◆ Enunciado da tarefa ◆
Transcreva, sem qualquer alteração, parte do trecho sobre o trabalho docente: comece nas palavras "2. Maximização de" e pare depois de "sonho de Midas?!".
---------- Trecho do texto ----------
2. Maximização de tempo e redução de espaços – pense na [genial] ideia de ensinar milhões de alunos sem gastar com construção e reforma de prédios, materiais de limpeza, transporte escolar..., e ainda poder atendê-los a qualquer hora e de qualquer parte do Planeta – e, quiçá, até fora dele, por que não?! E se é possível apenas um professor atender centenas de alunos simultaneamente, por que contratar um para cada turma de 30 ou 40? Não seria este admirável novo normal a verdadeira realização do sonho de Midas?!
3. Pra que concurso e formação continuada? Se a obrigação de prover os recursos tecnológicos (além dos espaços físicos), bem como a habilitação para utilizá-los passa a ser do professor (como está acontecendo por ‘a cá’), que sentido fará continuar mantendo a superestrutura para garantir concurso, estabilidade e formação continuada? Não seria mais vantajosa [“para ambos”] uma relação jurídica-jurídica – o Estado, uma empresa, e o professor um MEI?! Ó, que maravilha! De empregado, subalterno, o professor tornar-se-á, num passe de mágica, um empresário ou, na pior das hipóteses, um próspero e altivo empreendedor, um liberal – ao invés de “gerar despesas” com encargos trabalhistas, passará a contribuir com seus impostos para o engrandecimento da Pátria Amarga!
---------- Dados registrados ----------
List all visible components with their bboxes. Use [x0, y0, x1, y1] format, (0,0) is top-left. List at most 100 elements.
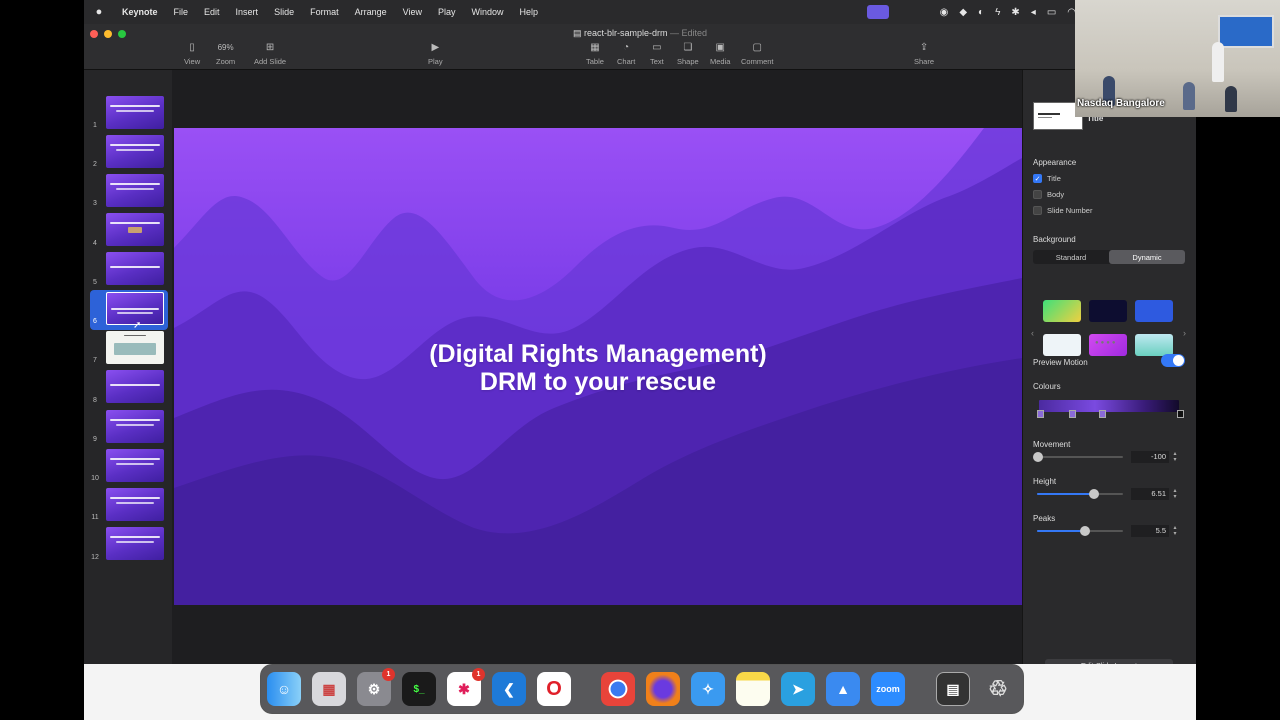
----------
◆ Resposta ◆
2. Maximização de tempo e redução de espaços – pense na [genial] ideia de ensinar milhões de alunos sem gastar com construção e reforma de prédios, materiais de limpeza, transporte escolar..., e ainda poder atendê-los a qualquer hora e de qualquer parte do Planeta – e, quiçá, até fora dele, por que não?! E se é possível apenas um professor atender centenas de alunos simultaneamente, por que contratar um para cada turma de 30 ou 40? Não seria este admirável novo normal a verdadeira realização do sonho de Midas?!